→ **WORK TO DO**
Find the line that contains "Read all visible content and emit it as JSON."; then retype it and each line after it, exactly, through the final line of the data below.

BEGIN RECORD SET

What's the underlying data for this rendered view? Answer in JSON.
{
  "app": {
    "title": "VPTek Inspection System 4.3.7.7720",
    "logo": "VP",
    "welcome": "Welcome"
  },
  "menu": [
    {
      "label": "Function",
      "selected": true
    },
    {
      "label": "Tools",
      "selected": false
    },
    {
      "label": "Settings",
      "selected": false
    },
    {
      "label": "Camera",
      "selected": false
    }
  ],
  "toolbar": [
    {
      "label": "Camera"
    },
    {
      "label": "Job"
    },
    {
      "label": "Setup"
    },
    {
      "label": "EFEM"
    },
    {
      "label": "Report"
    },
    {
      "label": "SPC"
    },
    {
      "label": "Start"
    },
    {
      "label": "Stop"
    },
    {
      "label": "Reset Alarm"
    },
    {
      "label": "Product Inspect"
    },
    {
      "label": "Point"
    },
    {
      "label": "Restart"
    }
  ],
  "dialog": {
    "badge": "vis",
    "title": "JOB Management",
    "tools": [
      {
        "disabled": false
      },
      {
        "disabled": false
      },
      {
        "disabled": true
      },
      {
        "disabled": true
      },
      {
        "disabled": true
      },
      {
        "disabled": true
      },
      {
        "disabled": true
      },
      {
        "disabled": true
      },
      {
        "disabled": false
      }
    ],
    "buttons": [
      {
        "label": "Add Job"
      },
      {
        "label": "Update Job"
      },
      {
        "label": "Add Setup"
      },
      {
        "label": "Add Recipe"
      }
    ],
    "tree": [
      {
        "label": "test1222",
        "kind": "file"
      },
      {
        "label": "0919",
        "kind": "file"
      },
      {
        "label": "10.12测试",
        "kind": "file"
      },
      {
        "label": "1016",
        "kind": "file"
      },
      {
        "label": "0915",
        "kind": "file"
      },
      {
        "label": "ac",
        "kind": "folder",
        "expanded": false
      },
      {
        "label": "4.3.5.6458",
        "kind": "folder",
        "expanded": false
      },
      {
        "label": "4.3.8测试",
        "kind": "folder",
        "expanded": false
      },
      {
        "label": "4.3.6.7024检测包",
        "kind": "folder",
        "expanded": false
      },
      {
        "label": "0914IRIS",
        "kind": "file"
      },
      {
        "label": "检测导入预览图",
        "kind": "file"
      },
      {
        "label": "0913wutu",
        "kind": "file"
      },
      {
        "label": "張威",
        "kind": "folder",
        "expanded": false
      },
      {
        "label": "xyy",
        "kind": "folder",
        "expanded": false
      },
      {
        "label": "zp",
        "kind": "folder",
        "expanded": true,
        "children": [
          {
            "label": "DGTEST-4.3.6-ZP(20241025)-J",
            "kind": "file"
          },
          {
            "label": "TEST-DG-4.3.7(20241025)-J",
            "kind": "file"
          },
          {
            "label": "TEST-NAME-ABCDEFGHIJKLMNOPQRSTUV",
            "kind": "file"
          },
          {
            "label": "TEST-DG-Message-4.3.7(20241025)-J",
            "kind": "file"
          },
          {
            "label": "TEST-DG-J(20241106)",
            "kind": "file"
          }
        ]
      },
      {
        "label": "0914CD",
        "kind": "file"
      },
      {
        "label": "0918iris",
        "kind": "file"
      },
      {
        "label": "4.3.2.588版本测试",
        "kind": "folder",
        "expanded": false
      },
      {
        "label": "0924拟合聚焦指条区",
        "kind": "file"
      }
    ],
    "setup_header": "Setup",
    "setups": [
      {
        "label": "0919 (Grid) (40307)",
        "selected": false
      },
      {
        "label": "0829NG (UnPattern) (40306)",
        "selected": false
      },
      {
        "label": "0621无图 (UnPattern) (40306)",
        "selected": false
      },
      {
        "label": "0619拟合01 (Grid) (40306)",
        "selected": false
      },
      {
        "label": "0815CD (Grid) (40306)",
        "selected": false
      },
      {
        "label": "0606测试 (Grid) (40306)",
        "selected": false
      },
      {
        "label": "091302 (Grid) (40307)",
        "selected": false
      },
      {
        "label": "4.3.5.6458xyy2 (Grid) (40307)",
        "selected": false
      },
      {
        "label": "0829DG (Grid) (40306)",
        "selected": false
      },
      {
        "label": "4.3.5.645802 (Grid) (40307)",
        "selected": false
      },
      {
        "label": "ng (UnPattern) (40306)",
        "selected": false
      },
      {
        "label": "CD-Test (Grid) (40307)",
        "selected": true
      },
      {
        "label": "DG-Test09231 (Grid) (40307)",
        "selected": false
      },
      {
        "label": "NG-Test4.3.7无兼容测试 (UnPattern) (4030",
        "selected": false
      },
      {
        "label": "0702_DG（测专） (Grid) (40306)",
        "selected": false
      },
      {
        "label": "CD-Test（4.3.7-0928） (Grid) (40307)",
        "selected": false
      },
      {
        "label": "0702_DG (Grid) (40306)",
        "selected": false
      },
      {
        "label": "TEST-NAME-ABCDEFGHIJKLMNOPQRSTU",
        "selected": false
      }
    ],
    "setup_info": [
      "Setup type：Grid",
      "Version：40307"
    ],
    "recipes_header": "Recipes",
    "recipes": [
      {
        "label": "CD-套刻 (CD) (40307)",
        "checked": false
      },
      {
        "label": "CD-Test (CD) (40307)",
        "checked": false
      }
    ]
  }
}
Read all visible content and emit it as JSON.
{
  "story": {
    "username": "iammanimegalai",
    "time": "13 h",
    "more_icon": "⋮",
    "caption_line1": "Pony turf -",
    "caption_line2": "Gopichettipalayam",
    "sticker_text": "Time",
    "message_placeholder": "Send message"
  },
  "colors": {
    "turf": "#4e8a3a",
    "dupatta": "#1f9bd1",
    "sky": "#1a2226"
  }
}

END RECORD SET

→ **WRITTEN SOLUTION**
Read all visible content and emit it as JSON.
{
  "story": {
    "username": "iammanimegalai",
    "time": "13 h",
    "more_icon": "⋮",
    "caption_line1": "Pony turf -",
    "caption_line2": "Gopichettipalayam",
    "sticker_text": "Time",
    "message_placeholder": "Send message"
  },
  "colors": {
    "turf": "#4e8a3a",
    "dupatta": "#1f9bd1",
    "sky": "#1a2226"
  }
}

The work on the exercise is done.